What is needed: Return a copy of every line in the records that includes the word "EURAUD".

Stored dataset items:
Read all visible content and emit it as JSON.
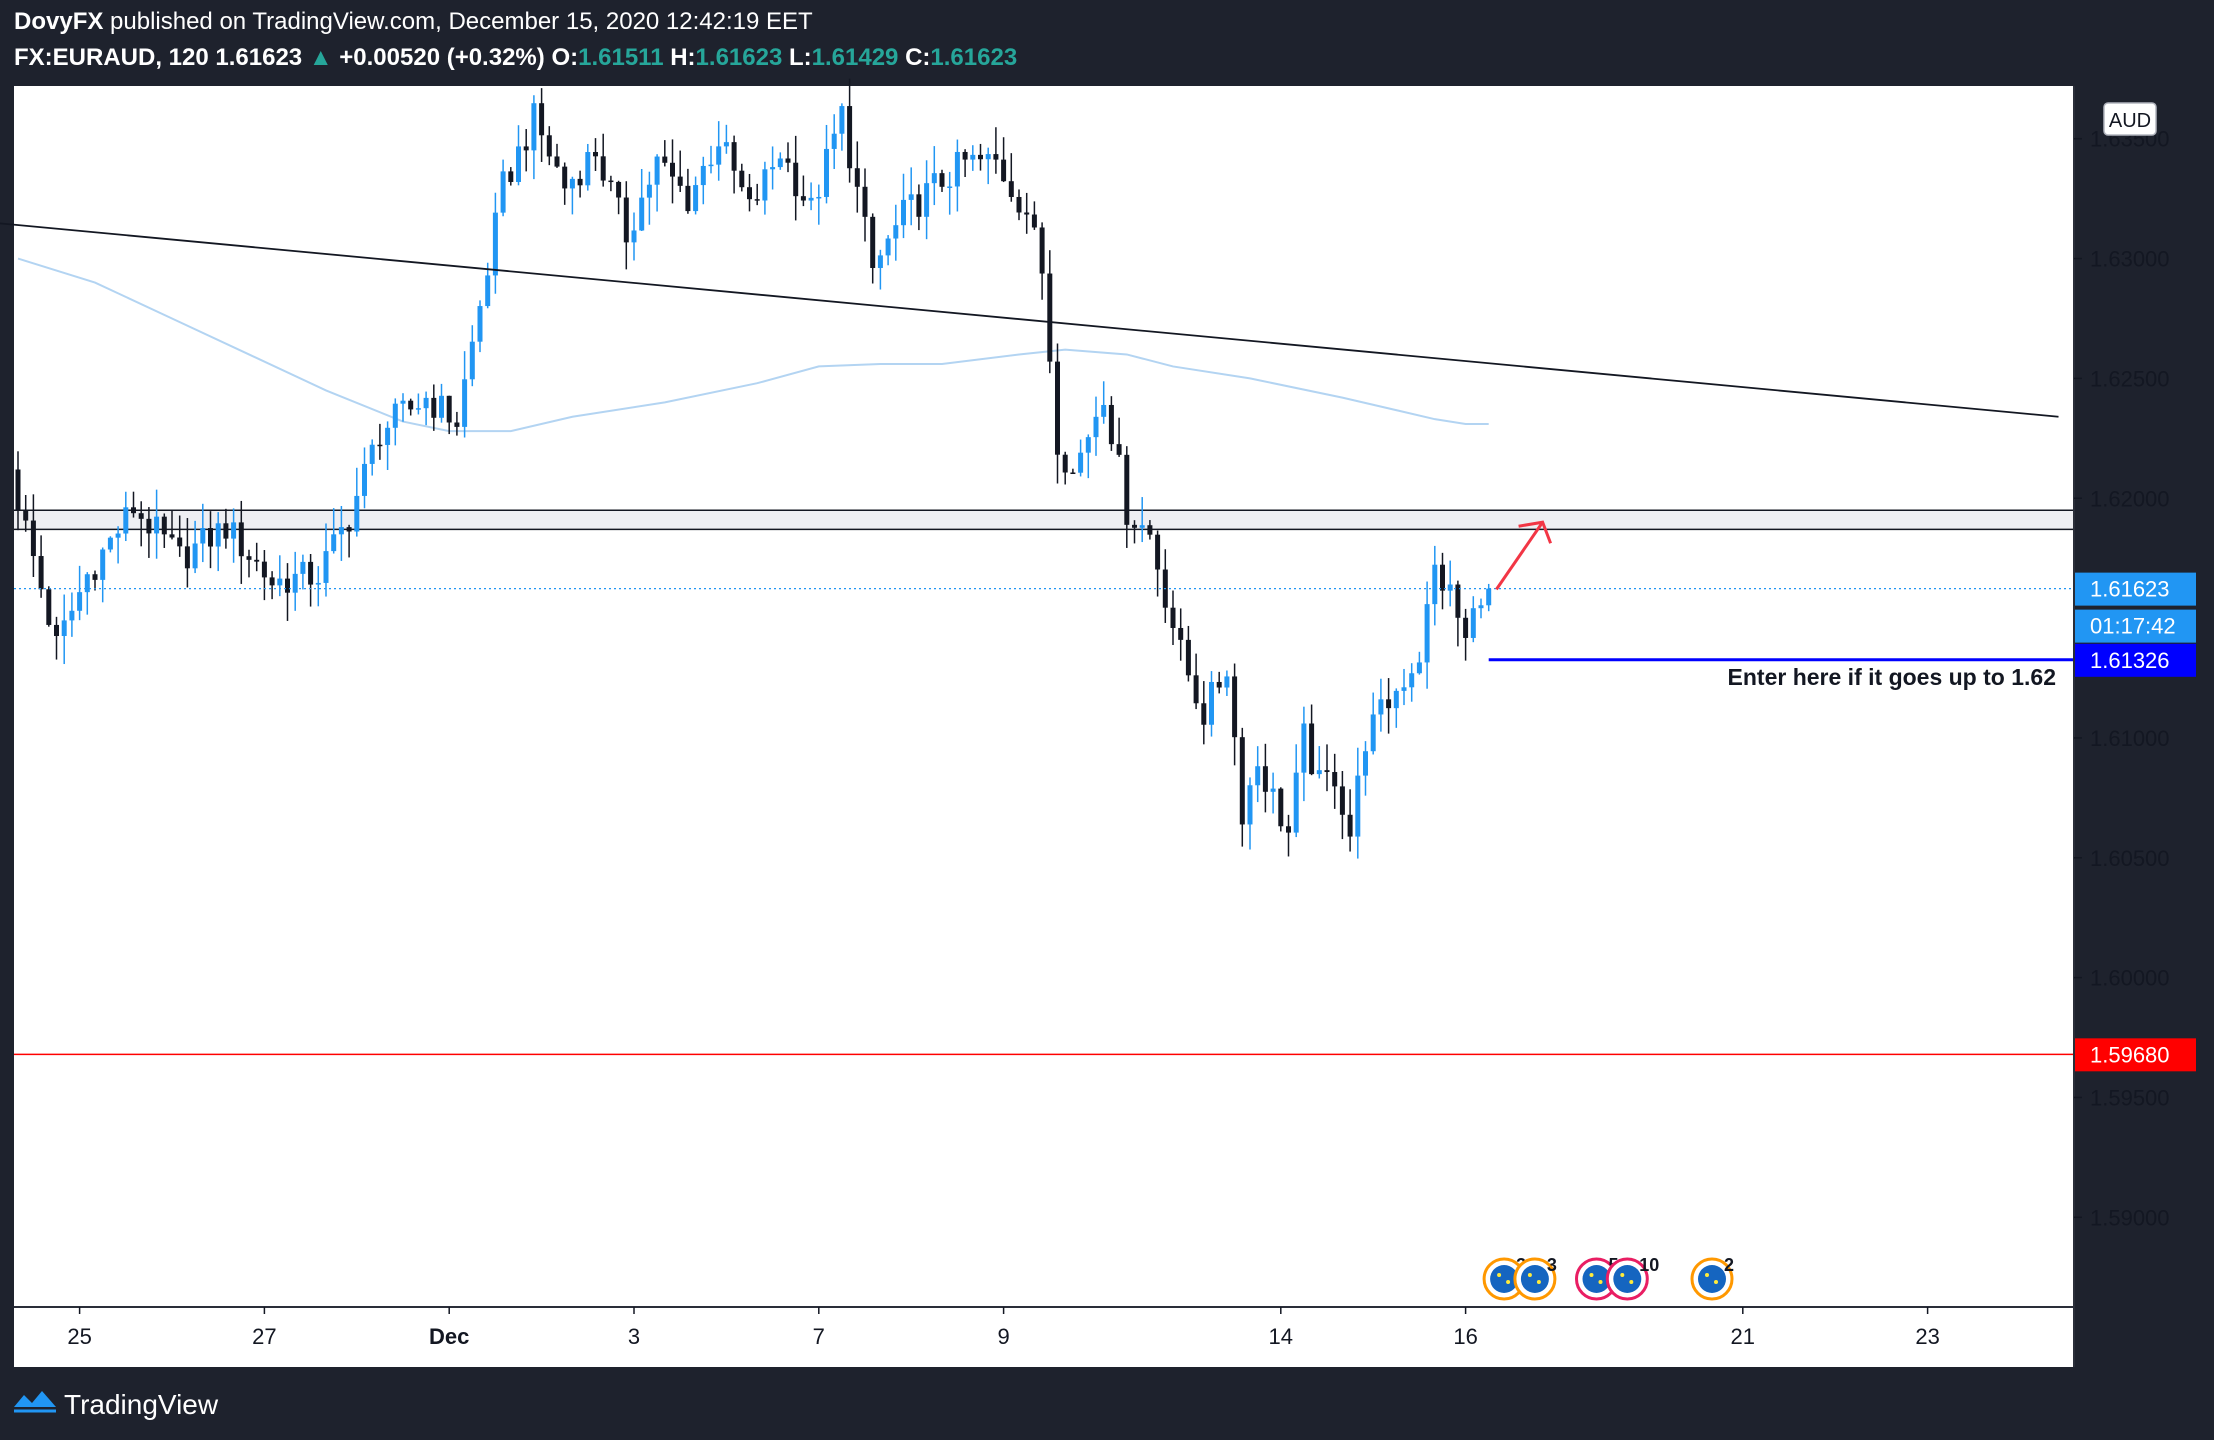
{
  "header": {
    "author": "DovyFX",
    "published_text": "published on TradingView.com, December 15, 2020 12:42:19 EET",
    "symbol": "FX:EURAUD, 120",
    "last_price": "1.61623",
    "change": "+0.00520 (+0.32%)",
    "open_label": "O:",
    "open": "1.61511",
    "high_label": "H:",
    "high": "1.61623",
    "low_label": "L:",
    "low": "1.61429",
    "close_label": "C:",
    "close": "1.61623"
  },
  "footer": {
    "brand": "TradingView"
  },
  "colors": {
    "up": "#2196f3",
    "down": "#131722",
    "ma": "#b3d4f2",
    "price_label_bg": "#2196f3",
    "entry_line": "#0000ff",
    "stop_line": "#ff0000"
  },
  "chart_data": {
    "type": "candlestick",
    "symbol": "FX:EURAUD",
    "timeframe": "120",
    "currency_label": "AUD",
    "ylim": [
      1.5863,
      1.6372
    ],
    "y_ticks": [
      "1.63500",
      "1.63000",
      "1.62500",
      "1.62000",
      "1.61000",
      "1.60500",
      "1.60000",
      "1.59500",
      "1.59000"
    ],
    "x_ticks": [
      {
        "label": "25",
        "bar": 8
      },
      {
        "label": "27",
        "bar": 32
      },
      {
        "label": "Dec",
        "bar": 56
      },
      {
        "label": "3",
        "bar": 80
      },
      {
        "label": "7",
        "bar": 104
      },
      {
        "label": "9",
        "bar": 128
      },
      {
        "label": "14",
        "bar": 164
      },
      {
        "label": "16",
        "bar": 188
      },
      {
        "label": "21",
        "bar": 224
      },
      {
        "label": "23",
        "bar": 248
      }
    ],
    "anchors": [
      [
        0,
        1.6212
      ],
      [
        6,
        1.6138
      ],
      [
        10,
        1.6168
      ],
      [
        16,
        1.6196
      ],
      [
        22,
        1.6175
      ],
      [
        28,
        1.6188
      ],
      [
        34,
        1.6165
      ],
      [
        40,
        1.6168
      ],
      [
        44,
        1.6192
      ],
      [
        48,
        1.6228
      ],
      [
        54,
        1.6242
      ],
      [
        58,
        1.6232
      ],
      [
        62,
        1.6296
      ],
      [
        64,
        1.633
      ],
      [
        68,
        1.6358
      ],
      [
        72,
        1.633
      ],
      [
        76,
        1.6345
      ],
      [
        80,
        1.631
      ],
      [
        84,
        1.634
      ],
      [
        88,
        1.6325
      ],
      [
        92,
        1.635
      ],
      [
        96,
        1.632
      ],
      [
        100,
        1.6345
      ],
      [
        104,
        1.632
      ],
      [
        108,
        1.636
      ],
      [
        112,
        1.6295
      ],
      [
        116,
        1.6318
      ],
      [
        120,
        1.633
      ],
      [
        124,
        1.634
      ],
      [
        128,
        1.634
      ],
      [
        132,
        1.632
      ],
      [
        134,
        1.6295
      ],
      [
        136,
        1.6225
      ],
      [
        138,
        1.621
      ],
      [
        142,
        1.6245
      ],
      [
        145,
        1.6195
      ],
      [
        148,
        1.6185
      ],
      [
        150,
        1.616
      ],
      [
        152,
        1.6135
      ],
      [
        155,
        1.611
      ],
      [
        158,
        1.613
      ],
      [
        160,
        1.607
      ],
      [
        162,
        1.609
      ],
      [
        164,
        1.6075
      ],
      [
        166,
        1.606
      ],
      [
        168,
        1.61
      ],
      [
        170,
        1.608
      ],
      [
        172,
        1.6085
      ],
      [
        174,
        1.606
      ],
      [
        176,
        1.61
      ],
      [
        180,
        1.612
      ],
      [
        183,
        1.6135
      ],
      [
        185,
        1.617
      ],
      [
        187,
        1.616
      ],
      [
        189,
        1.614
      ],
      [
        191,
        1.6162
      ]
    ],
    "moving_average": [
      [
        0,
        1.63
      ],
      [
        10,
        1.629
      ],
      [
        20,
        1.6275
      ],
      [
        30,
        1.626
      ],
      [
        40,
        1.6245
      ],
      [
        50,
        1.6232
      ],
      [
        56,
        1.6228
      ],
      [
        64,
        1.6228
      ],
      [
        72,
        1.6234
      ],
      [
        84,
        1.624
      ],
      [
        96,
        1.6248
      ],
      [
        104,
        1.6255
      ],
      [
        112,
        1.6256
      ],
      [
        120,
        1.6256
      ],
      [
        130,
        1.626
      ],
      [
        136,
        1.6262
      ],
      [
        144,
        1.626
      ],
      [
        150,
        1.6255
      ],
      [
        160,
        1.625
      ],
      [
        172,
        1.6242
      ],
      [
        184,
        1.6233
      ],
      [
        188,
        1.6231
      ],
      [
        191,
        1.6231
      ]
    ],
    "trendline": {
      "from": [
        -10,
        1.6317
      ],
      "to": [
        265,
        1.6234
      ]
    },
    "zone": {
      "top": 1.6195,
      "bottom": 1.6187
    },
    "current_price": {
      "value": 1.61623,
      "label": "1.61623",
      "countdown": "01:17:42"
    },
    "entry_line": {
      "value": 1.61326,
      "label": "1.61326",
      "from_bar": 191
    },
    "stop_line": {
      "value": 1.5968,
      "label": "1.59680"
    },
    "annotation": "Enter here if it goes up to 1.62",
    "arrow": {
      "from": [
        192,
        1.6162
      ],
      "to": [
        198,
        1.619
      ]
    },
    "events": [
      {
        "bar": 193,
        "count": "3"
      },
      {
        "bar": 197,
        "count": "3"
      },
      {
        "bar": 205,
        "count": "5"
      },
      {
        "bar": 209,
        "count": "10"
      },
      {
        "bar": 220,
        "count": "2"
      }
    ]
  }
}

Response for this exercise:
    "symbol": "FX:EURAUD, 120",
    "symbol": "FX:EURAUD",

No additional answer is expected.